Set task: Search the material for "Switch" and show all lines that contain it.

Given data:
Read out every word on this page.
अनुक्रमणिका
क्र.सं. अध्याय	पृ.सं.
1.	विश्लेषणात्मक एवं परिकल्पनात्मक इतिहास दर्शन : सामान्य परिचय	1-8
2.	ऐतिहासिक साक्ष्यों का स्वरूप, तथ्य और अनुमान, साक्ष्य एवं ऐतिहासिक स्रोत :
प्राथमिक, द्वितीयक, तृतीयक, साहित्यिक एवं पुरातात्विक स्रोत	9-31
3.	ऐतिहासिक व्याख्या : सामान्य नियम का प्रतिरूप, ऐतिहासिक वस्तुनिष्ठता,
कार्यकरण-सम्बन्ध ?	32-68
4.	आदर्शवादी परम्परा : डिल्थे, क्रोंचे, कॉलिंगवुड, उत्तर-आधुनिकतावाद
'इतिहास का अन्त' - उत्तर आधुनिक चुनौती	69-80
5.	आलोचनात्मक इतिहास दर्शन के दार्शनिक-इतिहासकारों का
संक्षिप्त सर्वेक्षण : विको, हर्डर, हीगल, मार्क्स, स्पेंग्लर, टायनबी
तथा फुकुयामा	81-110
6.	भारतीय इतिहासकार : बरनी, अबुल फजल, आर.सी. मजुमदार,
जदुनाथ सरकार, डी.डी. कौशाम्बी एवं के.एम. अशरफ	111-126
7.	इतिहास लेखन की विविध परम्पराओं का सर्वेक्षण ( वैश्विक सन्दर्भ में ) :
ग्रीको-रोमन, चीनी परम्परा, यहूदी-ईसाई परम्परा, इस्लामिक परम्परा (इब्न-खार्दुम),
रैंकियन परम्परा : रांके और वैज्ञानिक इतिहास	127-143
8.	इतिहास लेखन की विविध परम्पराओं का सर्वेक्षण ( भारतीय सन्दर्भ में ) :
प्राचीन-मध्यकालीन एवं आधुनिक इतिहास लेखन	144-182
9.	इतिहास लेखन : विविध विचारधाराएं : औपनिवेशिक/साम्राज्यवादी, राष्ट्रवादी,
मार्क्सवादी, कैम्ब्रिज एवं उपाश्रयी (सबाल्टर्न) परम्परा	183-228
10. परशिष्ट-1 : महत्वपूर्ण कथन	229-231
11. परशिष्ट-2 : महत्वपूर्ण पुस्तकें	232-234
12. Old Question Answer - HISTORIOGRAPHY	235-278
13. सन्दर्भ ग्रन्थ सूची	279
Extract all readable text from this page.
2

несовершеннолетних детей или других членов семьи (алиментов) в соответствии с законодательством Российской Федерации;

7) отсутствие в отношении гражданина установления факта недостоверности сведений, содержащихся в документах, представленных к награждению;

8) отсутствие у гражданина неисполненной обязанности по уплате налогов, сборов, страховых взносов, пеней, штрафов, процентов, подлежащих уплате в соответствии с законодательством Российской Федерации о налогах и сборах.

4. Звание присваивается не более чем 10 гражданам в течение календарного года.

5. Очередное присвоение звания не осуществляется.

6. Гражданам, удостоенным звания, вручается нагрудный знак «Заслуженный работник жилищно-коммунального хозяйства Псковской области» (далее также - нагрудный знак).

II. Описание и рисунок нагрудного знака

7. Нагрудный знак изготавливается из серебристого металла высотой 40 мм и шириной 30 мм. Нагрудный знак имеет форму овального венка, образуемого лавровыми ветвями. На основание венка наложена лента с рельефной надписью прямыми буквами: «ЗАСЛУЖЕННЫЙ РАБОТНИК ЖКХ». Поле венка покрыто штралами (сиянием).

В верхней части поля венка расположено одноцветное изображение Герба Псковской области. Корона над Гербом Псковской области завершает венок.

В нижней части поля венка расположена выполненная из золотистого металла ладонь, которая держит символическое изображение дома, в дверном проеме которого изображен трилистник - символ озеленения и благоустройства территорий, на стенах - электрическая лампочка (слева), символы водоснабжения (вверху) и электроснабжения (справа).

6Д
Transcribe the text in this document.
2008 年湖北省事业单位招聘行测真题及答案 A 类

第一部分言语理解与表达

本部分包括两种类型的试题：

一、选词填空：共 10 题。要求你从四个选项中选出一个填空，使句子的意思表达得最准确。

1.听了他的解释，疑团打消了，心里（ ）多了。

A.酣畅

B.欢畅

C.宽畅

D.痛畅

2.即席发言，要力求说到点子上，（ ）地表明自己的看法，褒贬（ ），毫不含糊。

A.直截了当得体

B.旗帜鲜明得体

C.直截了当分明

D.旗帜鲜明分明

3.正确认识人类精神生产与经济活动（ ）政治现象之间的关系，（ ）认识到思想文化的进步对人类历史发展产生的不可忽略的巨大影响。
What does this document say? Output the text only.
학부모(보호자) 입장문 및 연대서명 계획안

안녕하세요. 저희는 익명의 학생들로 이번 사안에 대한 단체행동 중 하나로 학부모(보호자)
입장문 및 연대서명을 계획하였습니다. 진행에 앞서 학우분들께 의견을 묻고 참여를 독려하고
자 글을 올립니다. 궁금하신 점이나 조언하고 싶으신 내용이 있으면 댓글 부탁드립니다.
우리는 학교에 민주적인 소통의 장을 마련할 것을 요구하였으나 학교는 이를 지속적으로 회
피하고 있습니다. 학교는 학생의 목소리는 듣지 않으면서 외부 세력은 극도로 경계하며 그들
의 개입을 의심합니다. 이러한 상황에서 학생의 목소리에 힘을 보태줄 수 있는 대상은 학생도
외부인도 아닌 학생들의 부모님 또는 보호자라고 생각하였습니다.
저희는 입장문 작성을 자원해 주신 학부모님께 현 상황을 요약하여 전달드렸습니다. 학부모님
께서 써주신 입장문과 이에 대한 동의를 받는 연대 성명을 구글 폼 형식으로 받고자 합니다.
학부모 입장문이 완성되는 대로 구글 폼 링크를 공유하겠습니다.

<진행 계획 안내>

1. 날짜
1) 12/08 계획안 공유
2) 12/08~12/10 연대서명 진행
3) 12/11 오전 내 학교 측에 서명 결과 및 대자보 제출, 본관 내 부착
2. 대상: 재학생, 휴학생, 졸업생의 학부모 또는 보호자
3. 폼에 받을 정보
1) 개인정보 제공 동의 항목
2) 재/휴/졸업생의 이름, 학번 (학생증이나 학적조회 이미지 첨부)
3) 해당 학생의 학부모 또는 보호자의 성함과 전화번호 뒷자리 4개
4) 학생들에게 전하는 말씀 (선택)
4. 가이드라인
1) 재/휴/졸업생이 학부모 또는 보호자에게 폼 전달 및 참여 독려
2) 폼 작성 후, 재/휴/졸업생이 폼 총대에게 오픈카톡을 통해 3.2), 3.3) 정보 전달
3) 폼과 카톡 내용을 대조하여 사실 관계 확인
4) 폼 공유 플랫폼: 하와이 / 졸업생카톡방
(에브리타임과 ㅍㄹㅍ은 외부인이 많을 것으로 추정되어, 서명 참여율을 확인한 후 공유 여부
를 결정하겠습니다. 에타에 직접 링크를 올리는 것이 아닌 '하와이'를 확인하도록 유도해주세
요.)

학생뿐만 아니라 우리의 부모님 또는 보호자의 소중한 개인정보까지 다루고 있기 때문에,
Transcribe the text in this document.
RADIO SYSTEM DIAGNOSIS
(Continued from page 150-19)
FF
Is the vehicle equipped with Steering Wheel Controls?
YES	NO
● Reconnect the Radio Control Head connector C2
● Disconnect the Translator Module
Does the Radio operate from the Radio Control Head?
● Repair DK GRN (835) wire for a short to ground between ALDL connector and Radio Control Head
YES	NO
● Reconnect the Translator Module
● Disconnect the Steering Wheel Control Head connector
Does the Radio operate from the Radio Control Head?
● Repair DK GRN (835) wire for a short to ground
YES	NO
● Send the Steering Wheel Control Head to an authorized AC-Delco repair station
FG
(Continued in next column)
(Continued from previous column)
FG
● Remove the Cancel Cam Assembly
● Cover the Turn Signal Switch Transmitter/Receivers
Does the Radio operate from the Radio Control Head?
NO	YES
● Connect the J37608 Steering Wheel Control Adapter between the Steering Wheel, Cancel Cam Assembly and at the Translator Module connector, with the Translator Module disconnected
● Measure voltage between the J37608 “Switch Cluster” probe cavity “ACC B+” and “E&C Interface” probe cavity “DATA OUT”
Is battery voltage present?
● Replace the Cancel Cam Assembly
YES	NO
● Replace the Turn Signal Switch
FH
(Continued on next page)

In response:
● Cover the Turn Signal Switch Transmitter/Receivers
● Measure voltage between the J37608 “Switch Cluster” probe cavity “ACC B+” and “E&C Interface” probe cavity “DATA OUT”
● Replace the Turn Signal Switch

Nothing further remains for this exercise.